■ **Task details**:
Repeat each line of the listing below word for word, leaving nothing out and changing nothing.

■ **Exercise materials**:
────────────────

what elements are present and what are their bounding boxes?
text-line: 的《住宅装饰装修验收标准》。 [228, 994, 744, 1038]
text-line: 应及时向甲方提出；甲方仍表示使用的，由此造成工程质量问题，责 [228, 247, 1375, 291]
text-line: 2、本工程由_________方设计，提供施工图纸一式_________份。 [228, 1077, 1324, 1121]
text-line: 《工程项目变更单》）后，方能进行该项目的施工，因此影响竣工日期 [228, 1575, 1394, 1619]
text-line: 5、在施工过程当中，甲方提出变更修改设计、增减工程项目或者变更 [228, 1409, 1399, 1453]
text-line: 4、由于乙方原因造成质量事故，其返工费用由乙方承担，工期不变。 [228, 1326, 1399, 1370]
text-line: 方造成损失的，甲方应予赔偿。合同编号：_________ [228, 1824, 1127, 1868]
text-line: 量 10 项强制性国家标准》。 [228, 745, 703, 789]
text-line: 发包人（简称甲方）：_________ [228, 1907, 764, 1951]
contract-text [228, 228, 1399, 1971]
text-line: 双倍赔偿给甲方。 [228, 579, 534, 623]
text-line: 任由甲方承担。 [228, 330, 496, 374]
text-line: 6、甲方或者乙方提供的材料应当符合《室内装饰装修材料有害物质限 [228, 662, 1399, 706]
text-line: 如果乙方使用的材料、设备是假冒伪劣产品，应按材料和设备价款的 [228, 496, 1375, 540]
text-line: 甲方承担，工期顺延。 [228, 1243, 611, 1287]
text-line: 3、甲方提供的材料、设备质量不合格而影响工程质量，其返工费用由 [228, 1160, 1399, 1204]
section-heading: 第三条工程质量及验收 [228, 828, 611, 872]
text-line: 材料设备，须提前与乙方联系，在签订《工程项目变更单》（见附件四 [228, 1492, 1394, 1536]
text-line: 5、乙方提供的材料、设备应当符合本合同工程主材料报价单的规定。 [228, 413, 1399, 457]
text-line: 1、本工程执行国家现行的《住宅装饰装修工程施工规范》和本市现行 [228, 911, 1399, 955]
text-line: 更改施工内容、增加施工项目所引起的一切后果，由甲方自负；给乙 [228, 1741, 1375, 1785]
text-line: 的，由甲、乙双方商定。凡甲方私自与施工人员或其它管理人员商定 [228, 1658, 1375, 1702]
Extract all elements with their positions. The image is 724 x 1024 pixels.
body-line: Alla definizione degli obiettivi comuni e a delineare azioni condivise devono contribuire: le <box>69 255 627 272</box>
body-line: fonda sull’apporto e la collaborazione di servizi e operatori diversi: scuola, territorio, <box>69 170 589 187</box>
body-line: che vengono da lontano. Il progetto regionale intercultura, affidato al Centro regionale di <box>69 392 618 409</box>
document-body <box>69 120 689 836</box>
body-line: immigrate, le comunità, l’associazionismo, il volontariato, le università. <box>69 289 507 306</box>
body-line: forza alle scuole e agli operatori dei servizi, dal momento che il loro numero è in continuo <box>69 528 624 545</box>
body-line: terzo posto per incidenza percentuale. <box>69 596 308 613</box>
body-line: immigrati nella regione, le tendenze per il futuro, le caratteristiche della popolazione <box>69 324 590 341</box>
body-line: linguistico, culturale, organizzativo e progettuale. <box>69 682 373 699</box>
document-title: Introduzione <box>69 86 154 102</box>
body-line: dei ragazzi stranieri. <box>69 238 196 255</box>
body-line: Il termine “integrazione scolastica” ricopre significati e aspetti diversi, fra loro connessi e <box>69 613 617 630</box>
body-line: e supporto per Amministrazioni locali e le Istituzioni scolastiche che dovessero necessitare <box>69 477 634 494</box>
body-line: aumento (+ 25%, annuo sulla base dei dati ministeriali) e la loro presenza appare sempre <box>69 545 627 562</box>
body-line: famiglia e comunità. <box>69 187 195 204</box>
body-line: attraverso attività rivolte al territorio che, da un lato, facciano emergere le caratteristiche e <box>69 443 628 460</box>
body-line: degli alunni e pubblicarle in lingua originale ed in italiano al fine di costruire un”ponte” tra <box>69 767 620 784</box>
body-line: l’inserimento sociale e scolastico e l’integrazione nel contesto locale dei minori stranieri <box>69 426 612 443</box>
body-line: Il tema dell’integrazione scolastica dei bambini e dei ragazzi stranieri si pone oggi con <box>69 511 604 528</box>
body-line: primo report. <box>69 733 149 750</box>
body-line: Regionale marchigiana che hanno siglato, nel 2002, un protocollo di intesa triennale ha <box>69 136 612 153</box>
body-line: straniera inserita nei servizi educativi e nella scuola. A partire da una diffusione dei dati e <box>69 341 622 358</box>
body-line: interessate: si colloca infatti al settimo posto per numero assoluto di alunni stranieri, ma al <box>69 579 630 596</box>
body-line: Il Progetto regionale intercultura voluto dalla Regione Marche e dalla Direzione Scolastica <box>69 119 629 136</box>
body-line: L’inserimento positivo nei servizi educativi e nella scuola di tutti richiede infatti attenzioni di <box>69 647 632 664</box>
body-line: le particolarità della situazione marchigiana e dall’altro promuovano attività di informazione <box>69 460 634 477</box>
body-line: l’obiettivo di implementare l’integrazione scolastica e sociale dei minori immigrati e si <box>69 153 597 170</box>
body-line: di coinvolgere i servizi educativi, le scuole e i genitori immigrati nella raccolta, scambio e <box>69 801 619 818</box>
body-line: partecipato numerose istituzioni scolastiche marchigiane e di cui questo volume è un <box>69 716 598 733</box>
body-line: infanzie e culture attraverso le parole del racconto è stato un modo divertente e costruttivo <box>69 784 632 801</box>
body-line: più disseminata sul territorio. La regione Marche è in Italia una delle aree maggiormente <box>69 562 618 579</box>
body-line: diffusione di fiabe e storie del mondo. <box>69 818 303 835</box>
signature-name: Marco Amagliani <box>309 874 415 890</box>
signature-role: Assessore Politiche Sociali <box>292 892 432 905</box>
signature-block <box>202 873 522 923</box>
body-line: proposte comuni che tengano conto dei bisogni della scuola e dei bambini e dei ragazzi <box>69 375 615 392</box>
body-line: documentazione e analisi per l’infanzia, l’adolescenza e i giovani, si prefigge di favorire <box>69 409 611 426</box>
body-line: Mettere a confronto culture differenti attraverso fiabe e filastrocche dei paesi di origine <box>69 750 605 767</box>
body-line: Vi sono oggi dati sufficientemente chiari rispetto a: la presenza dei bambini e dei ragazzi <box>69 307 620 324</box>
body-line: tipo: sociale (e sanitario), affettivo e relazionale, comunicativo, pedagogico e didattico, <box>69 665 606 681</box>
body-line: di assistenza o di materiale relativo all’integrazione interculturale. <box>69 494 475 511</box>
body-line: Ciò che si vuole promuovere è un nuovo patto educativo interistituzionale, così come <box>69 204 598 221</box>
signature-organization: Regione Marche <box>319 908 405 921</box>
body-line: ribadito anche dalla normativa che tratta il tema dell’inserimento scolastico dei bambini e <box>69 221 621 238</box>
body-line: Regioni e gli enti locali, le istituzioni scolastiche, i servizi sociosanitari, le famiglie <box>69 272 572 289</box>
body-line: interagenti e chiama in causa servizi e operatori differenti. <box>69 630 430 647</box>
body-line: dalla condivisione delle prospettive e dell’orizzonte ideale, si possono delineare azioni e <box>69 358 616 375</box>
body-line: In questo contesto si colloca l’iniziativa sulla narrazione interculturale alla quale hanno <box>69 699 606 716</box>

────────────────

■ **Solution for this problem**:
what elements are present and what are their bounding boxes?
text-line: 的《住宅装饰装修验收标准》。 [228, 994, 744, 1038]
text-line: 应及时向甲方提出；甲方仍表示使用的，由此造成工程质量问题，责 [228, 247, 1375, 291]
text-line: 2、本工程由_________方设计，提供施工图纸一式_________份。 [228, 1077, 1324, 1121]
text-line: 《工程项目变更单》）后，方能进行该项目的施工，因此影响竣工日期 [228, 1575, 1394, 1619]
text-line: 5、在施工过程当中，甲方提出变更修改设计、增减工程项目或者变更 [228, 1409, 1399, 1453]
text-line: 4、由于乙方原因造成质量事故，其返工费用由乙方承担，工期不变。 [228, 1326, 1399, 1370]
text-line: 方造成损失的，甲方应予赔偿。合同编号：_________ [228, 1824, 1127, 1868]
text-line: 量 10 项强制性国家标准》。 [228, 745, 703, 789]
text-line: 发包人（简称甲方）：_________ [228, 1907, 764, 1951]
contract-text [228, 228, 1399, 1971]
text-line: 双倍赔偿给甲方。 [228, 579, 534, 623]
text-line: 任由甲方承担。 [228, 330, 496, 374]
text-line: 6、甲方或者乙方提供的材料应当符合《室内装饰装修材料有害物质限 [228, 662, 1399, 706]
text-line: 如果乙方使用的材料、设备是假冒伪劣产品，应按材料和设备价款的 [228, 496, 1375, 540]
text-line: 甲方承担，工期顺延。 [228, 1243, 611, 1287]
text-line: 3、甲方提供的材料、设备质量不合格而影响工程质量，其返工费用由 [228, 1160, 1399, 1204]
section-heading: 第三条工程质量及验收 [228, 828, 611, 872]
text-line: 材料设备，须提前与乙方联系，在签订《工程项目变更单》（见附件四 [228, 1492, 1394, 1536]
text-line: 5、乙方提供的材料、设备应当符合本合同工程主材料报价单的规定。 [228, 413, 1399, 457]
text-line: 1、本工程执行国家现行的《住宅装饰装修工程施工规范》和本市现行 [228, 911, 1399, 955]
text-line: 更改施工内容、增加施工项目所引起的一切后果，由甲方自负；给乙 [228, 1741, 1375, 1785]
text-line: 的，由甲、乙双方商定。凡甲方私自与施工人员或其它管理人员商定 [228, 1658, 1375, 1702]
Extract all elements with their positions. The image is 724 x 1024 pixels.
body-line: Alla definizione degli obiettivi comuni e a delineare azioni condivise devono contribuire: le <box>69 255 627 272</box>
body-line: fonda sull’apporto e la collaborazione di servizi e operatori diversi: scuola, territorio, <box>69 170 589 187</box>
body-line: che vengono da lontano. Il progetto regionale intercultura, affidato al Centro regionale di <box>69 392 618 409</box>
document-body <box>69 120 689 836</box>
body-line: immigrate, le comunità, l’associazionismo, il volontariato, le università. <box>69 289 507 306</box>
body-line: forza alle scuole e agli operatori dei servizi, dal momento che il loro numero è in continuo <box>69 528 624 545</box>
body-line: terzo posto per incidenza percentuale. <box>69 596 308 613</box>
body-line: immigrati nella regione, le tendenze per il futuro, le caratteristiche della popolazione <box>69 324 590 341</box>
body-line: linguistico, culturale, organizzativo e progettuale. <box>69 682 373 699</box>
document-title: Introduzione <box>69 86 154 102</box>
body-line: dei ragazzi stranieri. <box>69 238 196 255</box>
body-line: Il termine “integrazione scolastica” ricopre significati e aspetti diversi, fra loro connessi e <box>69 613 617 630</box>
body-line: e supporto per Amministrazioni locali e le Istituzioni scolastiche che dovessero necessitare <box>69 477 634 494</box>
body-line: aumento (+ 25%, annuo sulla base dei dati ministeriali) e la loro presenza appare sempre <box>69 545 627 562</box>
body-line: famiglia e comunità. <box>69 187 195 204</box>
body-line: attraverso attività rivolte al territorio che, da un lato, facciano emergere le caratteristiche e <box>69 443 628 460</box>
body-line: degli alunni e pubblicarle in lingua originale ed in italiano al fine di costruire un”ponte” tra <box>69 767 620 784</box>
body-line: l’inserimento sociale e scolastico e l’integrazione nel contesto locale dei minori stranieri <box>69 426 612 443</box>
body-line: Il tema dell’integrazione scolastica dei bambini e dei ragazzi stranieri si pone oggi con <box>69 511 604 528</box>
body-line: primo report. <box>69 733 149 750</box>
body-line: Regionale marchigiana che hanno siglato, nel 2002, un protocollo di intesa triennale ha <box>69 136 612 153</box>
body-line: straniera inserita nei servizi educativi e nella scuola. A partire da una diffusione dei dati e <box>69 341 622 358</box>
body-line: interessate: si colloca infatti al settimo posto per numero assoluto di alunni stranieri, ma al <box>69 579 630 596</box>
body-line: Il Progetto regionale intercultura voluto dalla Regione Marche e dalla Direzione Scolastica <box>69 119 629 136</box>
body-line: L’inserimento positivo nei servizi educativi e nella scuola di tutti richiede infatti attenzioni di <box>69 647 632 664</box>
body-line: le particolarità della situazione marchigiana e dall’altro promuovano attività di informazione <box>69 460 634 477</box>
body-line: l’obiettivo di implementare l’integrazione scolastica e sociale dei minori immigrati e si <box>69 153 597 170</box>
body-line: di coinvolgere i servizi educativi, le scuole e i genitori immigrati nella raccolta, scambio e <box>69 801 619 818</box>
body-line: partecipato numerose istituzioni scolastiche marchigiane e di cui questo volume è un <box>69 716 598 733</box>
body-line: infanzie e culture attraverso le parole del racconto è stato un modo divertente e costruttivo <box>69 784 632 801</box>
body-line: più disseminata sul territorio. La regione Marche è in Italia una delle aree maggiormente <box>69 562 618 579</box>
body-line: diffusione di fiabe e storie del mondo. <box>69 818 303 835</box>
signature-name: Marco Amagliani <box>309 874 415 890</box>
signature-role: Assessore Politiche Sociali <box>292 892 432 905</box>
signature-block <box>202 873 522 923</box>
body-line: proposte comuni che tengano conto dei bisogni della scuola e dei bambini e dei ragazzi <box>69 375 615 392</box>
body-line: documentazione e analisi per l’infanzia, l’adolescenza e i giovani, si prefigge di favorire <box>69 409 611 426</box>
body-line: Mettere a confronto culture differenti attraverso fiabe e filastrocche dei paesi di origine <box>69 750 605 767</box>
body-line: Vi sono oggi dati sufficientemente chiari rispetto a: la presenza dei bambini e dei ragazzi <box>69 307 620 324</box>
body-line: tipo: sociale (e sanitario), affettivo e relazionale, comunicativo, pedagogico e didattico, <box>69 665 606 681</box>
body-line: di assistenza o di materiale relativo all’integrazione interculturale. <box>69 494 475 511</box>
body-line: Ciò che si vuole promuovere è un nuovo patto educativo interistituzionale, così come <box>69 204 598 221</box>
signature-organization: Regione Marche <box>319 908 405 921</box>
body-line: ribadito anche dalla normativa che tratta il tema dell’inserimento scolastico dei bambini e <box>69 221 621 238</box>
body-line: Regioni e gli enti locali, le istituzioni scolastiche, i servizi sociosanitari, le famiglie <box>69 272 572 289</box>
body-line: interagenti e chiama in causa servizi e operatori differenti. <box>69 630 430 647</box>
body-line: dalla condivisione delle prospettive e dell’orizzonte ideale, si possono delineare azioni e <box>69 358 616 375</box>
body-line: In questo contesto si colloca l’iniziativa sulla narrazione interculturale alla quale hanno <box>69 699 606 716</box>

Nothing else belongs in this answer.